Extract provided:
= = = =

Single-Molecule Magnet Behavior in a Series of Defective Dicubane Zn 2 Dy 2 Tetranuclear Clusters with Diverse Anionic Coligands

We present herein the structural and magnetic characterization of four defective dicubane complexes: [Zn2Dy2(L)4(NO3)2(H2O)2]<middle dot>2MeOH (1), [Zn2Dy2(L)4(mu-CH3COO)2(H2O)2]<middle dot>3H2O (2), [Zn2Dy2(L)4(mu-piv)2(MeOH)2]<middle dot>0.5CH3CN<middle dot>MeOH<middle dot>2H2O (3), and [Zn2Dy2(L)4(mu-nba)2(MeOH)2]<middle dot>3.5MeOH (4), synthesized using a new Schiff base ligand, 2-(5-tert-butyl-2-hydroxyphenylimino-methyl)-6-methoxy-4-methylphenol (H2L), along with various anionic coligands. The structure of H2L is particularly interesting due to the rare coexistence of both keto-amine and enol-imine tautomeric forms within a single crystal; however, upon complexation, the keto-amine form predominates. All four complexes exhibit remarkable single-molecule magnet (SMM) behavior, displaying significant magnetic relaxation in zero field, with the highest effective energy barrier (U eff) reaching 270 K for complex 4 and notable magnetic hysteresis temperatures. The SMM performance of complexes 1-3 is further enhanced under an applied magnetic field, with U eff values exceeding 200 K for all except complex 1, positioning them among the most promising Zn-Dy-based SMMs reported to date. These findings underscore the critical role of anionic coligands in modulating the dynamic magnetic relaxation properties by influencing the first coordination sphere around the DyIII ions. Ab initio calculations reveal that the shortest terminal phenoxide group predominantly governs the magnetic anisotropy, while the anionic coligands contribute to structural distortions and variations in transverse magnetic anisotropy, resulting in subtle differences in magnetic dynamics across the series. Overall, this study unveils the effects of coligands on the SMM performance in a series of defective-dicubane Zn2Dy2 complexes, enriching the field of Zn-Dy-based SMMs.

= = = =

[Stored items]
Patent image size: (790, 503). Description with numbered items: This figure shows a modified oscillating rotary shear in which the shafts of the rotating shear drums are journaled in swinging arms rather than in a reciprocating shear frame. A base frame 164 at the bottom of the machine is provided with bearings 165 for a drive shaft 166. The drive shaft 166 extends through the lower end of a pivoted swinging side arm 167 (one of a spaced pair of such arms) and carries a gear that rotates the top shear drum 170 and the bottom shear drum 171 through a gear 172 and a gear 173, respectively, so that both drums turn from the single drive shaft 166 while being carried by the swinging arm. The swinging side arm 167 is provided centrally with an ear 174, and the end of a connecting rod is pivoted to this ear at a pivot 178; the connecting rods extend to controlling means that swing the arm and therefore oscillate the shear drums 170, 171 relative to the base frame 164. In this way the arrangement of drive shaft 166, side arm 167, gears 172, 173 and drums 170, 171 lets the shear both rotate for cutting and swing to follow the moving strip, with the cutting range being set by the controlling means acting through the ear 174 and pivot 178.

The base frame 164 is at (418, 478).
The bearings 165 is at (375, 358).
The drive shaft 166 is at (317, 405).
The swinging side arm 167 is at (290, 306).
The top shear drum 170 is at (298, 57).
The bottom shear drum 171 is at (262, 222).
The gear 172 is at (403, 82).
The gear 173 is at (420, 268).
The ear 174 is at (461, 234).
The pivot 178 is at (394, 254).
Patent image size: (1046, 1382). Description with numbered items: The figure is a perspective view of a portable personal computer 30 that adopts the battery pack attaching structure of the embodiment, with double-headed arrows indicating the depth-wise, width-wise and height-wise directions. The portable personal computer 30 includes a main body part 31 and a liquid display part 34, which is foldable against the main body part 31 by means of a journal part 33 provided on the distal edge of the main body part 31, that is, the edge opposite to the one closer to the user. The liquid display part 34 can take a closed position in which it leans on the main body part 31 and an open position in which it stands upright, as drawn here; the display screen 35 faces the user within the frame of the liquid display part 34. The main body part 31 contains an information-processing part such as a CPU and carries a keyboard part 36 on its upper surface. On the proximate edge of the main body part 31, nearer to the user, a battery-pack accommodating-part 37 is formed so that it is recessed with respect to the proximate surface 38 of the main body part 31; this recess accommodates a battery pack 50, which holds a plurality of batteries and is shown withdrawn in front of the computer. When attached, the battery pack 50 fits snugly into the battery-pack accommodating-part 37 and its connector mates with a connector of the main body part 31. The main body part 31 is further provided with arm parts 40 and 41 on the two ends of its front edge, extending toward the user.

= = = =

Answer these questions from the abstract on the Zn2Dy2 clusters.
(a) Which complex has the highest effective energy barrier in zero field, and what is that value?
(b) Which tautomeric form of H2L predominates after complexation?
(c) According to the ab initio calculations, which group mainly governs the magnetic anisotropy?

(a) Complex 4, at 270 K.
(b) The keto-amine form.
(c) The shortest terminal phenoxide group.